Return every line of the data below unchanged, character for character.

Spatial annotation records:

──────────────────────────────

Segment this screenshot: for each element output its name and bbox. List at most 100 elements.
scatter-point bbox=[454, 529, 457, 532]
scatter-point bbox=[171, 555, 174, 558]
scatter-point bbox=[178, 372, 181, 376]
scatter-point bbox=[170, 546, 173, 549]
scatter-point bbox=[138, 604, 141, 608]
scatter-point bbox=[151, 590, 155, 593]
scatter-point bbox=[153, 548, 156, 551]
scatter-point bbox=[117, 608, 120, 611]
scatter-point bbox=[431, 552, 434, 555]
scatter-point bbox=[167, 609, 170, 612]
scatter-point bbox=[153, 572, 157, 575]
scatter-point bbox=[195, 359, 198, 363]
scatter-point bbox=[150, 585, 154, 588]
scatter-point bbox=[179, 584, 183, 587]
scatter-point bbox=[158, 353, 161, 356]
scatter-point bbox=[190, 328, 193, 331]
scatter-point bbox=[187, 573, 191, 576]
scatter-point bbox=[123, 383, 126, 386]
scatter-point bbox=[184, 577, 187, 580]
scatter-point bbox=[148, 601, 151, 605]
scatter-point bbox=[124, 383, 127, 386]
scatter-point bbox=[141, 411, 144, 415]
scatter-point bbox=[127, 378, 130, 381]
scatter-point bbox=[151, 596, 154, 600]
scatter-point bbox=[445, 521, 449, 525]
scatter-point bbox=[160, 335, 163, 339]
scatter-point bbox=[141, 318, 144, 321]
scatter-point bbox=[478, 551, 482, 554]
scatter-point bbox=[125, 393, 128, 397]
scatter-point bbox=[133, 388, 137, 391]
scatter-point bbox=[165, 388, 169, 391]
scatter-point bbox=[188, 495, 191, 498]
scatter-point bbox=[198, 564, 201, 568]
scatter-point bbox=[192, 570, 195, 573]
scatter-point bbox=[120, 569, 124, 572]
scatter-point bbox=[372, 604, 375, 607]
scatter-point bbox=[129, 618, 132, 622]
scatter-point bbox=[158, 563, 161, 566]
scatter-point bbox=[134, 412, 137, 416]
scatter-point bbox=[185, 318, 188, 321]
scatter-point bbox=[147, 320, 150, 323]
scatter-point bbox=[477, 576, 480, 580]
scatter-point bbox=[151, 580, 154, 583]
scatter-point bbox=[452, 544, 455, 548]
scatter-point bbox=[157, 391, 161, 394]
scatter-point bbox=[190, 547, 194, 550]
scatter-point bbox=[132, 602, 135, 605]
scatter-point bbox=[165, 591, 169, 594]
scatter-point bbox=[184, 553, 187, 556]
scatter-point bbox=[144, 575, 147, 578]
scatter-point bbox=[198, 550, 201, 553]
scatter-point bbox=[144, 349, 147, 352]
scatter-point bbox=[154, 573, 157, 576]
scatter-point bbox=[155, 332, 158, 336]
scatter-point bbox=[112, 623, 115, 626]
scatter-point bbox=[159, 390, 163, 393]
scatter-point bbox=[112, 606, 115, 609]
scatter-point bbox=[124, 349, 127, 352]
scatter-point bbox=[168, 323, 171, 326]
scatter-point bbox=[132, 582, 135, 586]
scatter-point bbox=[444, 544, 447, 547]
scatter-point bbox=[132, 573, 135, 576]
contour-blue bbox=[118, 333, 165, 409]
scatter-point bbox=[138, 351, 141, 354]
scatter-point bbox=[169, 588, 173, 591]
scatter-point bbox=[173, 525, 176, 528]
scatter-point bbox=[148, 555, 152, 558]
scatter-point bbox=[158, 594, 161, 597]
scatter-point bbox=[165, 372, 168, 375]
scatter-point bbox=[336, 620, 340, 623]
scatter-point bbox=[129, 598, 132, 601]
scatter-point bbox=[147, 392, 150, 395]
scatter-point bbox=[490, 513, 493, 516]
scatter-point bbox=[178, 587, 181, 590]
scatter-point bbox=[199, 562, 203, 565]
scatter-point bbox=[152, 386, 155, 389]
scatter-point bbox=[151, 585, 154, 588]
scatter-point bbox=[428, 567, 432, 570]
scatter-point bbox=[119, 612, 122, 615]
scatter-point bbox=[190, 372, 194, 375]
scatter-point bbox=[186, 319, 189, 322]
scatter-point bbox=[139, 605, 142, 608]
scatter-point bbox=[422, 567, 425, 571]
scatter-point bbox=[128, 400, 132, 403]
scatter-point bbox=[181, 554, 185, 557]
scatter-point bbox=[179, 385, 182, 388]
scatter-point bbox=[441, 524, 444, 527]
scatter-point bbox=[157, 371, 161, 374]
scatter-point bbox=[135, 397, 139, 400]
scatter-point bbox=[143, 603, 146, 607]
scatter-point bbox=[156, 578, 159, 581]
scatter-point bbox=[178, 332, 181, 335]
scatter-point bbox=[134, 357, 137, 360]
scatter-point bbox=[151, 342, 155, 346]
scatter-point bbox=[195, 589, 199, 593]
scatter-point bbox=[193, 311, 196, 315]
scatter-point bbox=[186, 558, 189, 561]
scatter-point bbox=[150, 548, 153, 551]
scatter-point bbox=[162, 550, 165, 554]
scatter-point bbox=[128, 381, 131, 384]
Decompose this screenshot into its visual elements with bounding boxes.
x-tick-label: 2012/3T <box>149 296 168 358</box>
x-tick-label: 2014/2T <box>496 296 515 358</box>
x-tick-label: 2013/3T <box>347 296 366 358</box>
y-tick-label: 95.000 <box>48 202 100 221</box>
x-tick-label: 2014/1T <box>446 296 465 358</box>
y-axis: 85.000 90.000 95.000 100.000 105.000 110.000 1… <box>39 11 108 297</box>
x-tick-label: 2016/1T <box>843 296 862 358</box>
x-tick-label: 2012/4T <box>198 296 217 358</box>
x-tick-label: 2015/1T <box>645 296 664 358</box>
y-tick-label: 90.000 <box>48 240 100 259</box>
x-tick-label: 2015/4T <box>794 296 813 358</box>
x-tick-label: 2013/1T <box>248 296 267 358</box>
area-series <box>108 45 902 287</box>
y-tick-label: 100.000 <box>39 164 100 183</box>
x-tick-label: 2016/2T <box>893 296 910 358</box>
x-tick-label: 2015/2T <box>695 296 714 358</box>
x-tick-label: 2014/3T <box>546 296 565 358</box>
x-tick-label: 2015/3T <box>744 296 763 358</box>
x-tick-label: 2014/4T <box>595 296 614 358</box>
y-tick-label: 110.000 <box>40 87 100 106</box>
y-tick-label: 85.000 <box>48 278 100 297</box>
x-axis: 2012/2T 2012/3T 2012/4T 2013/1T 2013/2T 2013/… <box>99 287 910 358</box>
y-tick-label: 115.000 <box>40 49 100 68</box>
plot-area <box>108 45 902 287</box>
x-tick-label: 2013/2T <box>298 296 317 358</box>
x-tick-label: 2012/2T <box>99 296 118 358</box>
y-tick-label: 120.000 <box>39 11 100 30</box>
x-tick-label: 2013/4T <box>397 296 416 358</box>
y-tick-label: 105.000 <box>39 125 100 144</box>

──────────────────────────────

> _The solution_
Segment this screenshot: for each element output its name and bbox. List at most 100 elements.
scatter-point bbox=[454, 529, 457, 532]
scatter-point bbox=[171, 555, 174, 558]
scatter-point bbox=[178, 372, 181, 376]
scatter-point bbox=[170, 546, 173, 549]
scatter-point bbox=[138, 604, 141, 608]
scatter-point bbox=[151, 590, 155, 593]
scatter-point bbox=[153, 548, 156, 551]
scatter-point bbox=[117, 608, 120, 611]
scatter-point bbox=[431, 552, 434, 555]
scatter-point bbox=[167, 609, 170, 612]
scatter-point bbox=[153, 572, 157, 575]
scatter-point bbox=[195, 359, 198, 363]
scatter-point bbox=[150, 585, 154, 588]
scatter-point bbox=[179, 584, 183, 587]
scatter-point bbox=[158, 353, 161, 356]
scatter-point bbox=[190, 328, 193, 331]
scatter-point bbox=[187, 573, 191, 576]
scatter-point bbox=[123, 383, 126, 386]
scatter-point bbox=[184, 577, 187, 580]
scatter-point bbox=[148, 601, 151, 605]
scatter-point bbox=[124, 383, 127, 386]
scatter-point bbox=[141, 411, 144, 415]
scatter-point bbox=[127, 378, 130, 381]
scatter-point bbox=[151, 596, 154, 600]
scatter-point bbox=[445, 521, 449, 525]
scatter-point bbox=[160, 335, 163, 339]
scatter-point bbox=[141, 318, 144, 321]
scatter-point bbox=[478, 551, 482, 554]
scatter-point bbox=[125, 393, 128, 397]
scatter-point bbox=[133, 388, 137, 391]
scatter-point bbox=[165, 388, 169, 391]
scatter-point bbox=[188, 495, 191, 498]
scatter-point bbox=[198, 564, 201, 568]
scatter-point bbox=[192, 570, 195, 573]
scatter-point bbox=[120, 569, 124, 572]
scatter-point bbox=[372, 604, 375, 607]
scatter-point bbox=[129, 618, 132, 622]
scatter-point bbox=[158, 563, 161, 566]
scatter-point bbox=[134, 412, 137, 416]
scatter-point bbox=[185, 318, 188, 321]
scatter-point bbox=[147, 320, 150, 323]
scatter-point bbox=[477, 576, 480, 580]
scatter-point bbox=[151, 580, 154, 583]
scatter-point bbox=[452, 544, 455, 548]
scatter-point bbox=[157, 391, 161, 394]
scatter-point bbox=[190, 547, 194, 550]
scatter-point bbox=[132, 602, 135, 605]
scatter-point bbox=[165, 591, 169, 594]
scatter-point bbox=[184, 553, 187, 556]
scatter-point bbox=[144, 575, 147, 578]
scatter-point bbox=[198, 550, 201, 553]
scatter-point bbox=[144, 349, 147, 352]
scatter-point bbox=[154, 573, 157, 576]
scatter-point bbox=[155, 332, 158, 336]
scatter-point bbox=[112, 623, 115, 626]
scatter-point bbox=[159, 390, 163, 393]
scatter-point bbox=[112, 606, 115, 609]
scatter-point bbox=[124, 349, 127, 352]
scatter-point bbox=[168, 323, 171, 326]
scatter-point bbox=[132, 582, 135, 586]
scatter-point bbox=[444, 544, 447, 547]
scatter-point bbox=[132, 573, 135, 576]
contour-blue bbox=[118, 333, 165, 409]
scatter-point bbox=[138, 351, 141, 354]
scatter-point bbox=[169, 588, 173, 591]
scatter-point bbox=[173, 525, 176, 528]
scatter-point bbox=[148, 555, 152, 558]
scatter-point bbox=[158, 594, 161, 597]
scatter-point bbox=[165, 372, 168, 375]
scatter-point bbox=[336, 620, 340, 623]
scatter-point bbox=[129, 598, 132, 601]
scatter-point bbox=[147, 392, 150, 395]
scatter-point bbox=[490, 513, 493, 516]
scatter-point bbox=[178, 587, 181, 590]
scatter-point bbox=[199, 562, 203, 565]
scatter-point bbox=[152, 386, 155, 389]
scatter-point bbox=[151, 585, 154, 588]
scatter-point bbox=[428, 567, 432, 570]
scatter-point bbox=[119, 612, 122, 615]
scatter-point bbox=[190, 372, 194, 375]
scatter-point bbox=[186, 319, 189, 322]
scatter-point bbox=[139, 605, 142, 608]
scatter-point bbox=[422, 567, 425, 571]
scatter-point bbox=[128, 400, 132, 403]
scatter-point bbox=[181, 554, 185, 557]
scatter-point bbox=[179, 385, 182, 388]
scatter-point bbox=[441, 524, 444, 527]
scatter-point bbox=[157, 371, 161, 374]
scatter-point bbox=[135, 397, 139, 400]
scatter-point bbox=[143, 603, 146, 607]
scatter-point bbox=[156, 578, 159, 581]
scatter-point bbox=[178, 332, 181, 335]
scatter-point bbox=[134, 357, 137, 360]
scatter-point bbox=[151, 342, 155, 346]
scatter-point bbox=[195, 589, 199, 593]
scatter-point bbox=[193, 311, 196, 315]
scatter-point bbox=[186, 558, 189, 561]
scatter-point bbox=[150, 548, 153, 551]
scatter-point bbox=[162, 550, 165, 554]
scatter-point bbox=[128, 381, 131, 384]
Decompose this screenshot into its visual elements with bounding boxes.
x-tick-label: 2012/3T <box>149 296 168 358</box>
x-tick-label: 2014/2T <box>496 296 515 358</box>
x-tick-label: 2013/3T <box>347 296 366 358</box>
y-tick-label: 95.000 <box>48 202 100 221</box>
x-tick-label: 2014/1T <box>446 296 465 358</box>
y-axis: 85.000 90.000 95.000 100.000 105.000 110.000 1… <box>39 11 108 297</box>
x-tick-label: 2016/1T <box>843 296 862 358</box>
x-tick-label: 2012/4T <box>198 296 217 358</box>
x-tick-label: 2015/1T <box>645 296 664 358</box>
y-tick-label: 90.000 <box>48 240 100 259</box>
x-tick-label: 2015/4T <box>794 296 813 358</box>
x-tick-label: 2013/1T <box>248 296 267 358</box>
area-series <box>108 45 902 287</box>
y-tick-label: 100.000 <box>39 164 100 183</box>
x-tick-label: 2016/2T <box>893 296 910 358</box>
x-tick-label: 2015/2T <box>695 296 714 358</box>
x-tick-label: 2014/3T <box>546 296 565 358</box>
x-tick-label: 2015/3T <box>744 296 763 358</box>
x-tick-label: 2014/4T <box>595 296 614 358</box>
y-tick-label: 110.000 <box>40 87 100 106</box>
y-tick-label: 85.000 <box>48 278 100 297</box>
x-axis: 2012/2T 2012/3T 2012/4T 2013/1T 2013/2T 2013/… <box>99 287 910 358</box>
y-tick-label: 115.000 <box>40 49 100 68</box>
plot-area <box>108 45 902 287</box>
x-tick-label: 2013/2T <box>298 296 317 358</box>
x-tick-label: 2012/2T <box>99 296 118 358</box>
y-tick-label: 120.000 <box>39 11 100 30</box>
x-tick-label: 2013/4T <box>397 296 416 358</box>
y-tick-label: 105.000 <box>39 125 100 144</box>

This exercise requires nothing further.